Tally the lines in the listing below that include the word "Localize", and reply with that number alone.
++++++
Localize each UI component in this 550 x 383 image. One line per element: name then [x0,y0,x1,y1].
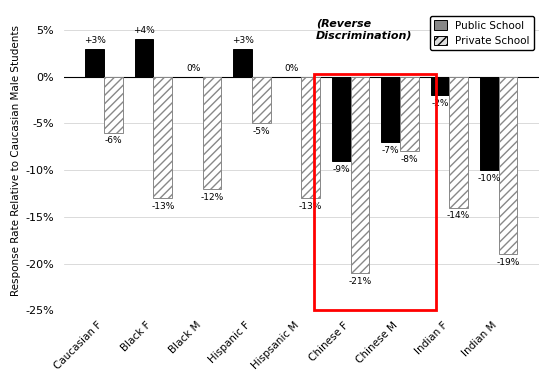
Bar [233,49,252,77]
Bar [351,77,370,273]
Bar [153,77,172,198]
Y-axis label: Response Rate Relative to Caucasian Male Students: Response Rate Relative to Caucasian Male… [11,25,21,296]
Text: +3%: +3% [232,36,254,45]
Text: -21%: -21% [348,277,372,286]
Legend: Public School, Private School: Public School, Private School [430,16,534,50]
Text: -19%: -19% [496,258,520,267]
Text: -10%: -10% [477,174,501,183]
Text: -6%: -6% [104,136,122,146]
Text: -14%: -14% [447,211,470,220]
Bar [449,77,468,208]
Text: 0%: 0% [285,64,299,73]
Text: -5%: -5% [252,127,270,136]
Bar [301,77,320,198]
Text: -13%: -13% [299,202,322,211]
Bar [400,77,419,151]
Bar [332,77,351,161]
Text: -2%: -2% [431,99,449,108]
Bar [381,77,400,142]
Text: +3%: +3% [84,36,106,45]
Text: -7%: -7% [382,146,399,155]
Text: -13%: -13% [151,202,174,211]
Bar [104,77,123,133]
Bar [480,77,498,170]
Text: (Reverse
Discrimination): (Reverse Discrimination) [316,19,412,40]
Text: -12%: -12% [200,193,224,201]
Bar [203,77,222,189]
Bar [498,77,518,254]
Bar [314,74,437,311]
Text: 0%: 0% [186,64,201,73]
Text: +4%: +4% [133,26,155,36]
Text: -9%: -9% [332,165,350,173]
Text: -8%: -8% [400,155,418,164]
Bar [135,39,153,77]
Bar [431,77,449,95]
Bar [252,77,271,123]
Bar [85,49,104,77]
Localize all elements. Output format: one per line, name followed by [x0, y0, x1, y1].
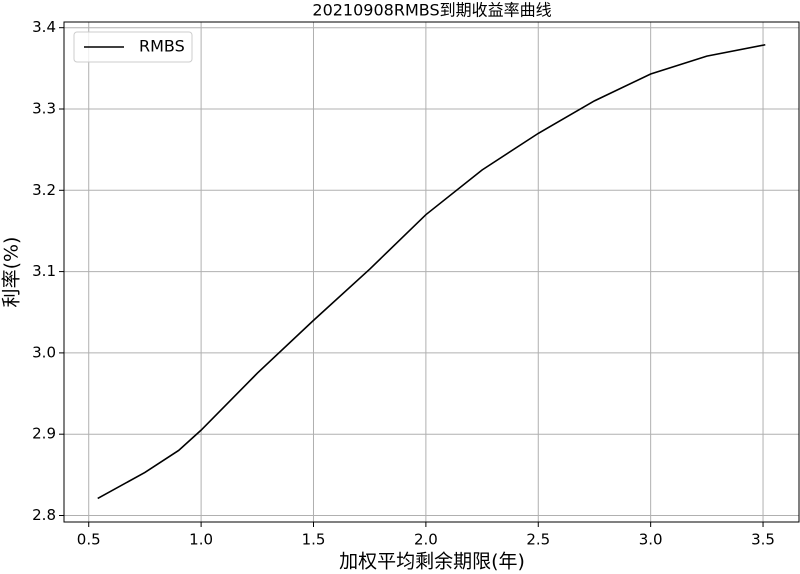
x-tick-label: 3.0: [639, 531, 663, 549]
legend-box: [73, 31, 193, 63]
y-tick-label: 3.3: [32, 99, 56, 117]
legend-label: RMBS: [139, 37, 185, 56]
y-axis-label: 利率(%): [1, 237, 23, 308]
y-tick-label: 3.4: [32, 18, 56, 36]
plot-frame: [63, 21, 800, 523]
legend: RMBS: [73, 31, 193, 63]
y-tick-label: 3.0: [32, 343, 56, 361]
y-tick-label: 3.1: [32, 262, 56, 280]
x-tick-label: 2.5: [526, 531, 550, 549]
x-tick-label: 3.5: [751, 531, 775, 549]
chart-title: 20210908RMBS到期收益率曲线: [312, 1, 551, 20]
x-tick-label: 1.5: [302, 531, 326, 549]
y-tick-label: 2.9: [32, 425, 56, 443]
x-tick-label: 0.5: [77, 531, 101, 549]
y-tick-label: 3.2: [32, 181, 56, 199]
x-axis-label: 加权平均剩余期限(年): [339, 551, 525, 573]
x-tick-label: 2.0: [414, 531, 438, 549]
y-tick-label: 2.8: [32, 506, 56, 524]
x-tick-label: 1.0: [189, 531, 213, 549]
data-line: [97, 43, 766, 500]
++++++
# OUTPUT OF THE EXERCISE
2